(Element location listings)

◆ ◆ ◆ ◆ ◆ ◆ ◆

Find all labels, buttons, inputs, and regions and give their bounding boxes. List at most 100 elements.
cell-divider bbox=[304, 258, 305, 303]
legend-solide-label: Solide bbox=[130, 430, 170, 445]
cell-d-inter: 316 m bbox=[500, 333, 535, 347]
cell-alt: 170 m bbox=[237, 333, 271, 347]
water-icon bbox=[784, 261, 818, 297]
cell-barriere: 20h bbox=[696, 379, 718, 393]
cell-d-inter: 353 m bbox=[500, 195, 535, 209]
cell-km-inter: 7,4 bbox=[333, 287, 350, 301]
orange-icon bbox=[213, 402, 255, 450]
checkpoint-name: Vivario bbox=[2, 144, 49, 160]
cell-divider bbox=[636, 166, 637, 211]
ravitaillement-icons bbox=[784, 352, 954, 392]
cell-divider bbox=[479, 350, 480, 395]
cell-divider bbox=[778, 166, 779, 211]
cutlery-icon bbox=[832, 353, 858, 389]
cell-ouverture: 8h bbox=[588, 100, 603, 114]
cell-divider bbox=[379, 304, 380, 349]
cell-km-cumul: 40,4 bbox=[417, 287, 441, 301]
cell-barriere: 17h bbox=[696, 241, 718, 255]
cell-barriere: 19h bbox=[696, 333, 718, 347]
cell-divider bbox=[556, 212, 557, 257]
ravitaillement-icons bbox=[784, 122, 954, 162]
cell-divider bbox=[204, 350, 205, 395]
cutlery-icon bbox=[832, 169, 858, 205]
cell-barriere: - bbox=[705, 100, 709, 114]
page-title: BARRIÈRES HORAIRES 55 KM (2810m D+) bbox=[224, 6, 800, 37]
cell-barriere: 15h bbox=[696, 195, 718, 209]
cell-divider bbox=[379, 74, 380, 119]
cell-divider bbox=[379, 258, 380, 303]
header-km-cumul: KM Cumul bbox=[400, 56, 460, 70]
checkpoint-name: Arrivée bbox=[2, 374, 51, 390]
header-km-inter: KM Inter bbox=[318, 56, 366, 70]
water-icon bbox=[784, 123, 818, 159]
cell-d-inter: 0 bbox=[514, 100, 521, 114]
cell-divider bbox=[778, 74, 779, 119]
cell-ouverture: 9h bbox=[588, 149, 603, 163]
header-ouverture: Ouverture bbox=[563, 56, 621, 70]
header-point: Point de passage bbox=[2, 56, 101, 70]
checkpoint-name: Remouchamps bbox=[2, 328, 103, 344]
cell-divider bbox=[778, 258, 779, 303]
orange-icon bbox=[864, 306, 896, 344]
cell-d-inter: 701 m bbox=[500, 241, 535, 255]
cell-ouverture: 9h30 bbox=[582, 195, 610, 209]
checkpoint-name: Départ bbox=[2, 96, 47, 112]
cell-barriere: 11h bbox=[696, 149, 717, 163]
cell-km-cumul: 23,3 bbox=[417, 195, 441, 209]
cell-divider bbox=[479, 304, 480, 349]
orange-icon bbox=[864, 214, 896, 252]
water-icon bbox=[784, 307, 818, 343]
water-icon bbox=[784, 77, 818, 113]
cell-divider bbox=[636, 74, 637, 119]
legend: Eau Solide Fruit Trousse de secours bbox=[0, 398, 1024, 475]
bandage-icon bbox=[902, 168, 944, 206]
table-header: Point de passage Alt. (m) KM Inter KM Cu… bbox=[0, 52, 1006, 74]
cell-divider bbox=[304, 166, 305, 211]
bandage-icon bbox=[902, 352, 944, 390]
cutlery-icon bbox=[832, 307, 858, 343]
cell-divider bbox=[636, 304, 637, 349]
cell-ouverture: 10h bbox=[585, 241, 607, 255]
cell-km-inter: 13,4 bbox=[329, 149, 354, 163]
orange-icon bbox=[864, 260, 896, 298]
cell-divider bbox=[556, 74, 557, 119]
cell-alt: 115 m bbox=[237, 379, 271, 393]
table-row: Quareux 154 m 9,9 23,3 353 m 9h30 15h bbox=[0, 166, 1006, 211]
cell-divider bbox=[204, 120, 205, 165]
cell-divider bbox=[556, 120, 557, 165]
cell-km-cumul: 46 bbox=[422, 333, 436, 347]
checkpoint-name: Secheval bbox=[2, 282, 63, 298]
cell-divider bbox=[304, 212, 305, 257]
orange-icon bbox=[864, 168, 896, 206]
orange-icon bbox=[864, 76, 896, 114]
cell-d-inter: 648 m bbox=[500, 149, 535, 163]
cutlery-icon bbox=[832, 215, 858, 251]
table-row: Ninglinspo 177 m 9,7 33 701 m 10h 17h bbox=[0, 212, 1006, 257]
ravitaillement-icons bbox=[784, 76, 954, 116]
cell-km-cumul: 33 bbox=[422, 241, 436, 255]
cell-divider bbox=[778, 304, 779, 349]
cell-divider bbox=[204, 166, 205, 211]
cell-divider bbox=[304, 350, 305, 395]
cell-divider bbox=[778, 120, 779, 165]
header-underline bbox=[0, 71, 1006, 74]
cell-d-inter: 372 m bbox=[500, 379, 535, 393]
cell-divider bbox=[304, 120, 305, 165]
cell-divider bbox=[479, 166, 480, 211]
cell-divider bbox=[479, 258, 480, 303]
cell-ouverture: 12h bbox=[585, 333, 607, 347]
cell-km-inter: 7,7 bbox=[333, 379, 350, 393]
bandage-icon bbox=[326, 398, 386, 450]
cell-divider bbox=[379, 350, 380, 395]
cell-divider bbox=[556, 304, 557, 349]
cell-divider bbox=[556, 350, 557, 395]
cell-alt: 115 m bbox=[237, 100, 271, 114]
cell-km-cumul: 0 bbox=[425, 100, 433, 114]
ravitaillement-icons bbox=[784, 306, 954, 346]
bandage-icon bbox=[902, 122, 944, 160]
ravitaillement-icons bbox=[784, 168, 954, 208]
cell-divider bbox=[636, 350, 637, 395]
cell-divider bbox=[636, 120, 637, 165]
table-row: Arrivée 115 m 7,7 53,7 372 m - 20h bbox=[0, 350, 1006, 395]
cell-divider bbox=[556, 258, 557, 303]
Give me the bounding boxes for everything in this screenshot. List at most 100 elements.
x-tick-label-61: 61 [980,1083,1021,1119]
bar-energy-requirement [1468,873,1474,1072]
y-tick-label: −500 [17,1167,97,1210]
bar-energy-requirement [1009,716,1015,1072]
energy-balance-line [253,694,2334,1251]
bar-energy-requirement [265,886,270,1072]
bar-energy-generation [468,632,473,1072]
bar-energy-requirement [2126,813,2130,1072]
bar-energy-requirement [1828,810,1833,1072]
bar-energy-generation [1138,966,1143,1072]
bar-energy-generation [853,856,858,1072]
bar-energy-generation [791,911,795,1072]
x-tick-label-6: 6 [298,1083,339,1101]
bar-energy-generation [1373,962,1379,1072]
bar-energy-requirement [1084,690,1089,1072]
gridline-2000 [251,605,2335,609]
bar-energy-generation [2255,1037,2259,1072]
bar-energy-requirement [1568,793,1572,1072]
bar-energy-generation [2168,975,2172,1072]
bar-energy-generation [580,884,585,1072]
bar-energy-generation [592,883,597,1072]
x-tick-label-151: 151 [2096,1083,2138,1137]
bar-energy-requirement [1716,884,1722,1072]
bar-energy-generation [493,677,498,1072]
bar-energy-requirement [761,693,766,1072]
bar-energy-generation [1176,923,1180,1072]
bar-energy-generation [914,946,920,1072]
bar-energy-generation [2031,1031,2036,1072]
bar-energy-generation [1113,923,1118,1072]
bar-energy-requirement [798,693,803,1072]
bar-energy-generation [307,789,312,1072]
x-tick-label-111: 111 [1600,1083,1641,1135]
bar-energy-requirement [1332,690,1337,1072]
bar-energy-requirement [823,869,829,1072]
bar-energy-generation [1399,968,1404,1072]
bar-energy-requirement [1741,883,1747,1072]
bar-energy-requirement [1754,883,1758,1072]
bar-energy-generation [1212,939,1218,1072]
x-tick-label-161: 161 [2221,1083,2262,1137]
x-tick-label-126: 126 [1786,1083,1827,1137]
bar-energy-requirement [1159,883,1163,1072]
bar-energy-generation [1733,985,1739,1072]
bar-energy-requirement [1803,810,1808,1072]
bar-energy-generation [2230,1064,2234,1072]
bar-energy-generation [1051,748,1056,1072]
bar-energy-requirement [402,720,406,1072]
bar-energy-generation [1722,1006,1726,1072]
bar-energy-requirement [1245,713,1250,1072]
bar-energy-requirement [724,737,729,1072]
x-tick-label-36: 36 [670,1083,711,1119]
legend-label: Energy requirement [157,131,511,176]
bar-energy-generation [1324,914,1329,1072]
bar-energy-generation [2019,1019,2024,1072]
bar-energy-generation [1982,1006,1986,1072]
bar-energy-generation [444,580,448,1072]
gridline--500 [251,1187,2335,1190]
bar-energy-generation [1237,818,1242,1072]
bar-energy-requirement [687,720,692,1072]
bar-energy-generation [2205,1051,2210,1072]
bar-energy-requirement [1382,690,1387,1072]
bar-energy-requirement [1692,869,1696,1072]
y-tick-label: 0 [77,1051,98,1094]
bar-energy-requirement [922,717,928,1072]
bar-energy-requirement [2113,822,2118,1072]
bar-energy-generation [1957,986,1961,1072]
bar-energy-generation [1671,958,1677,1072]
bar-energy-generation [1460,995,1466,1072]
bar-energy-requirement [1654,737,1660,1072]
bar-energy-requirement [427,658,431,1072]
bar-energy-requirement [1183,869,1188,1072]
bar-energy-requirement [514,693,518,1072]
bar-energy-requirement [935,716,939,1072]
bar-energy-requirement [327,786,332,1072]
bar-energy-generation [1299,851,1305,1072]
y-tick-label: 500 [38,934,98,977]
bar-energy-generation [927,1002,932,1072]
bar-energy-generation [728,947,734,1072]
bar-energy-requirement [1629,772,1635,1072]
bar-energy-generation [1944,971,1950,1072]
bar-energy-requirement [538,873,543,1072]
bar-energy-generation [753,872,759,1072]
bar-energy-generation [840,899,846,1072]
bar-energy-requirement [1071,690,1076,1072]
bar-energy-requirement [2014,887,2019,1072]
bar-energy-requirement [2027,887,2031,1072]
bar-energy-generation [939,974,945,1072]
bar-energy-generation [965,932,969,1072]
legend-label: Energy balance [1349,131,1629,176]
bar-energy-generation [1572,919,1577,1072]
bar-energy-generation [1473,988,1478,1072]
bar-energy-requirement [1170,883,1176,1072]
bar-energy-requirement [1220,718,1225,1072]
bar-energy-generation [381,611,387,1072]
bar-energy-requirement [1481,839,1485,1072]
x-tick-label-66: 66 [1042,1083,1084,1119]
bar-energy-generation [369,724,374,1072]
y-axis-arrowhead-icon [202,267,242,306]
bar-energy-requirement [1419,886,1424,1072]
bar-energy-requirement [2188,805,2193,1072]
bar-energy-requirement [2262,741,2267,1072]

◆ ◆ ◆ ◆ ◆ ◆ ◆

**REQUIRED TASK:** Convert the material above into a JSON list of strings, one string per line and no blank lines. Begin with the first line of the material and stop after the line that contains "cell-divider bbox=[636, 166, 637, 211]".

**COMPLETED EXERCISE:**
[
  "Find all labels, buttons, inputs, and regions and give their bounding boxes. List at most 100 elements.",
  "cell-divider bbox=[304, 258, 305, 303]",
  "legend-solide-label: Solide bbox=[130, 430, 170, 445]",
  "cell-d-inter: 316 m bbox=[500, 333, 535, 347]",
  "cell-alt: 170 m bbox=[237, 333, 271, 347]",
  "water-icon bbox=[784, 261, 818, 297]",
  "cell-barriere: 20h bbox=[696, 379, 718, 393]",
  "cell-d-inter: 353 m bbox=[500, 195, 535, 209]",
  "cell-km-inter: 7,4 bbox=[333, 287, 350, 301]",
  "orange-icon bbox=[213, 402, 255, 450]",
  "checkpoint-name: Vivario bbox=[2, 144, 49, 160]",
  "cell-divider bbox=[636, 166, 637, 211]"
]